- [THE REQUEST] Pictures do not belong in the copy. Return all of the entries exactly.

- [DATA ROWS]
========

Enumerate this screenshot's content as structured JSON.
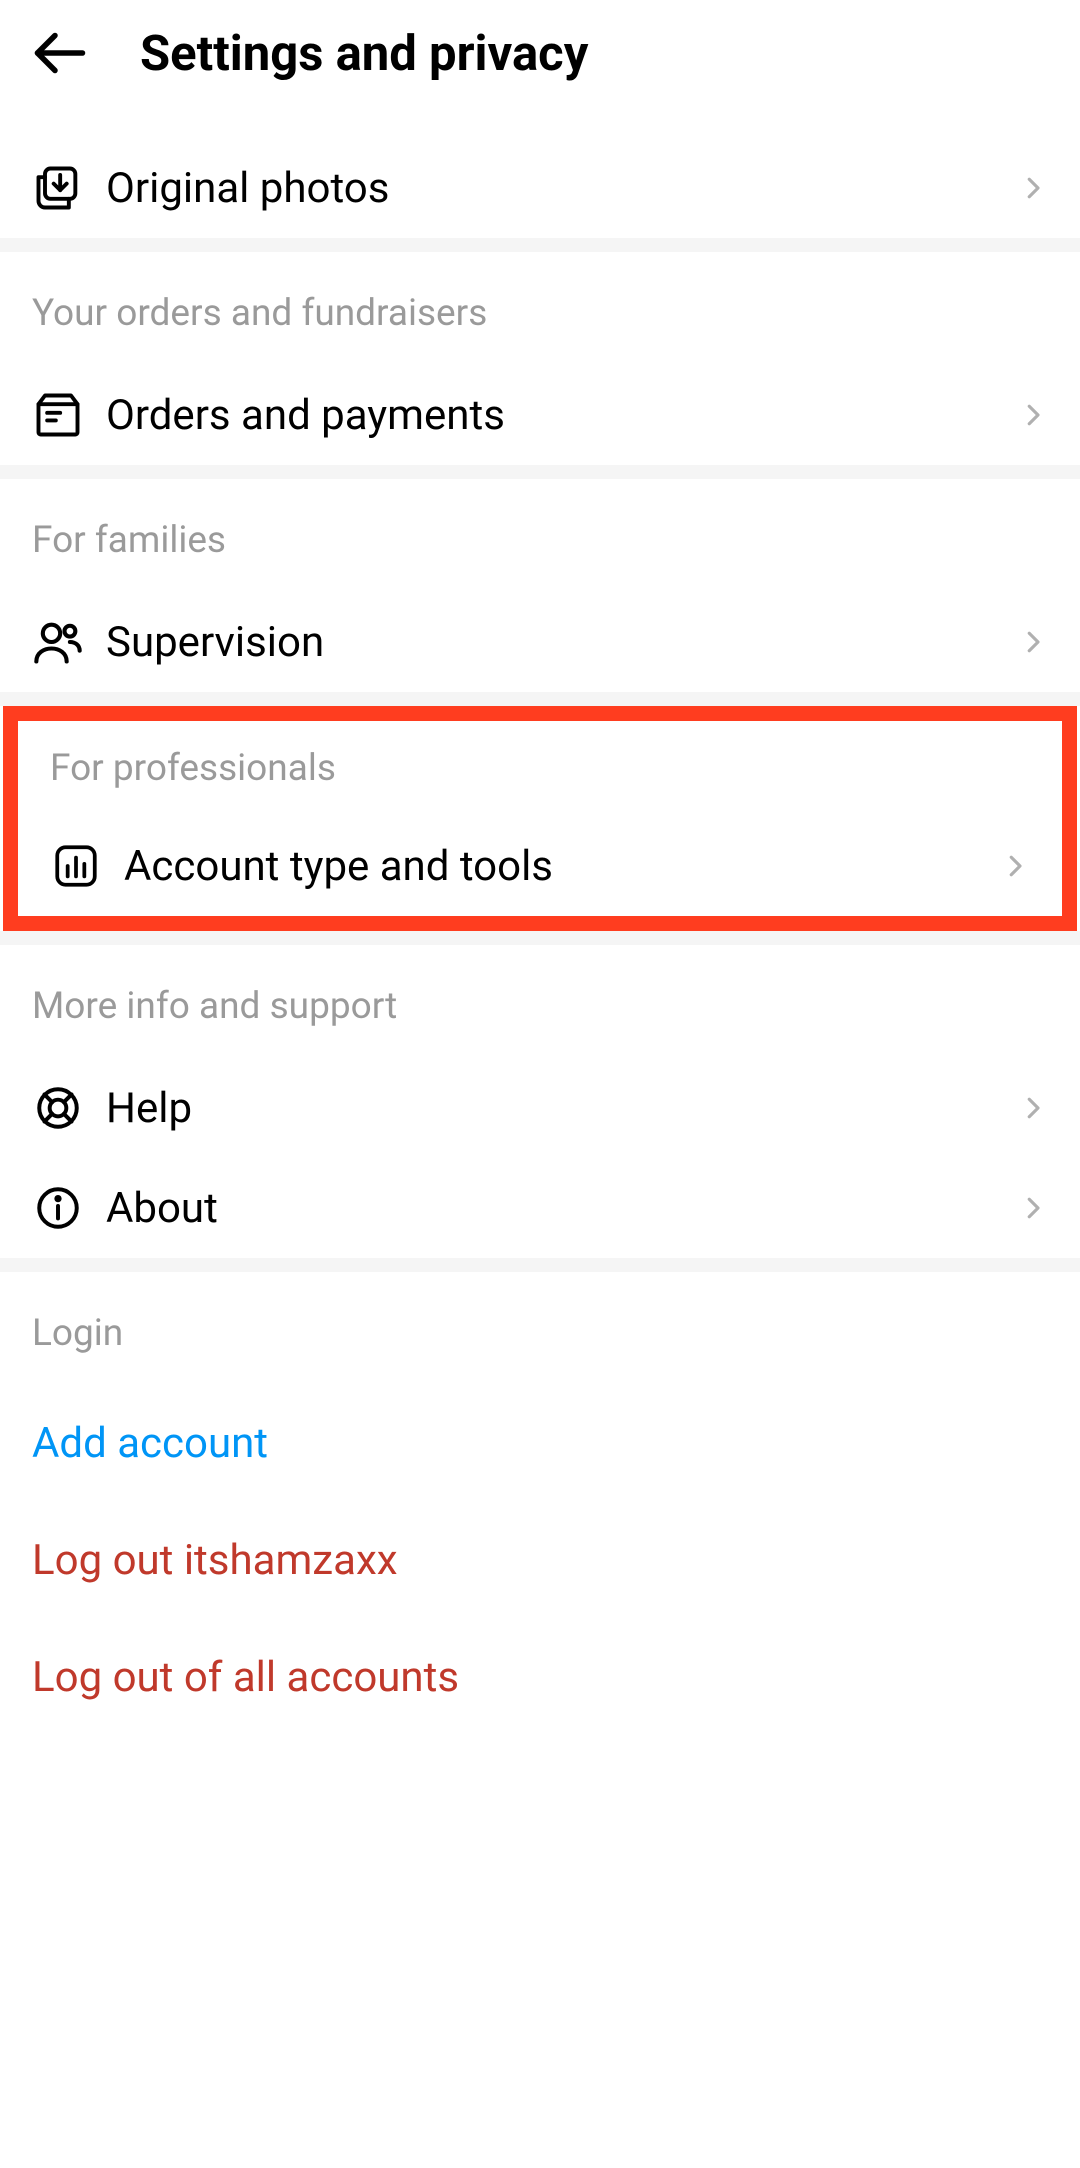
{
  "header": {
    "title": "Settings and privacy"
  },
  "rows": {
    "original_photos": "Original photos",
    "orders_payments": "Orders and payments",
    "supervision": "Supervision",
    "account_type_tools": "Account type and tools",
    "help": "Help",
    "about": "About"
  },
  "sections": {
    "orders": "Your orders and fundraisers",
    "families": "For families",
    "professionals": "For professionals",
    "support": "More info and support",
    "login": "Login"
  },
  "login": {
    "add_account": "Add account",
    "logout_user": "Log out itshamzaxx",
    "logout_all": "Log out of all accounts"
  }
}
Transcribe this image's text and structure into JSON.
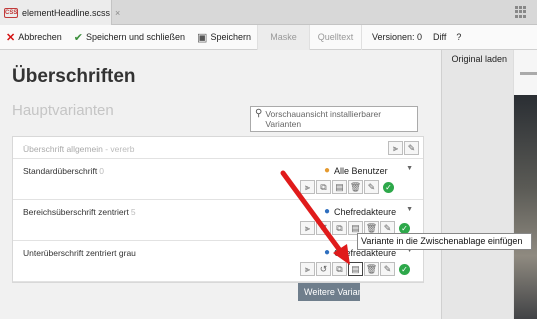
{
  "editor_tab": {
    "filename": "elementHeadline.scss",
    "close": "×",
    "file_icon_text": "CSS"
  },
  "toolbar": {
    "cancel": "Abbrechen",
    "save_close": "Speichern und schließen",
    "save": "Speichern",
    "tab_mask": "Maske",
    "tab_source": "Quelltext",
    "versions": "Versionen: 0",
    "diff": "Diff",
    "help": "?"
  },
  "right_panel": {
    "load_original": "Original laden"
  },
  "main": {
    "title": "Überschriften",
    "subtitle": "Hauptvarianten",
    "search_placeholder": "Vorschauansicht installierbarer Varianten"
  },
  "general_row": {
    "name": "Überschrift allgemein",
    "inherit": " - vererb"
  },
  "variants": [
    {
      "name": "Standardüberschrift",
      "count": "0",
      "user": "Alle Benutzer",
      "user_color": "#e59a2f"
    },
    {
      "name": "Bereichsüberschrift zentriert",
      "count": "5",
      "user": "Chefredakteure",
      "user_color": "#2f6fbf"
    },
    {
      "name": "Unterüberschrift zentriert grau",
      "count": "",
      "user": "Chefredakteure",
      "user_color": "#2f6fbf"
    }
  ],
  "more_button": "Weitere Varianten",
  "tooltip": "Variante in die Zwischenablage einfügen",
  "colors": {
    "accent_red": "#e01b1b",
    "check_green": "#2da84a",
    "button_gray": "#6f7e8c"
  }
}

========

- [TASK OUTPUT]
Enumerate this screenshot's content as structured JSON.
{
  "header": {
    "title": "Settings and privacy"
  },
  "rows": {
    "original_photos": "Original photos",
    "orders_payments": "Orders and payments",
    "supervision": "Supervision",
    "account_type_tools": "Account type and tools",
    "help": "Help",
    "about": "About"
  },
  "sections": {
    "orders": "Your orders and fundraisers",
    "families": "For families",
    "professionals": "For professionals",
    "support": "More info and support",
    "login": "Login"
  },
  "login": {
    "add_account": "Add account",
    "logout_user": "Log out itshamzaxx",
    "logout_all": "Log out of all accounts"
  }
}
Transcribe this image's text and structure into JSON.
{
  "editor_tab": {
    "filename": "elementHeadline.scss",
    "close": "×",
    "file_icon_text": "CSS"
  },
  "toolbar": {
    "cancel": "Abbrechen",
    "save_close": "Speichern und schließen",
    "save": "Speichern",
    "tab_mask": "Maske",
    "tab_source": "Quelltext",
    "versions": "Versionen: 0",
    "diff": "Diff",
    "help": "?"
  },
  "right_panel": {
    "load_original": "Original laden"
  },
  "main": {
    "title": "Überschriften",
    "subtitle": "Hauptvarianten",
    "search_placeholder": "Vorschauansicht installierbarer Varianten"
  },
  "general_row": {
    "name": "Überschrift allgemein",
    "inherit": " - vererb"
  },
  "variants": [
    {
      "name": "Standardüberschrift",
      "count": "0",
      "user": "Alle Benutzer",
      "user_color": "#e59a2f"
    },
    {
      "name": "Bereichsüberschrift zentriert",
      "count": "5",
      "user": "Chefredakteure",
      "user_color": "#2f6fbf"
    },
    {
      "name": "Unterüberschrift zentriert grau",
      "count": "",
      "user": "Chefredakteure",
      "user_color": "#2f6fbf"
    }
  ],
  "more_button": "Weitere Varianten",
  "tooltip": "Variante in die Zwischenablage einfügen",
  "colors": {
    "accent_red": "#e01b1b",
    "check_green": "#2da84a",
    "button_gray": "#6f7e8c"
  }
}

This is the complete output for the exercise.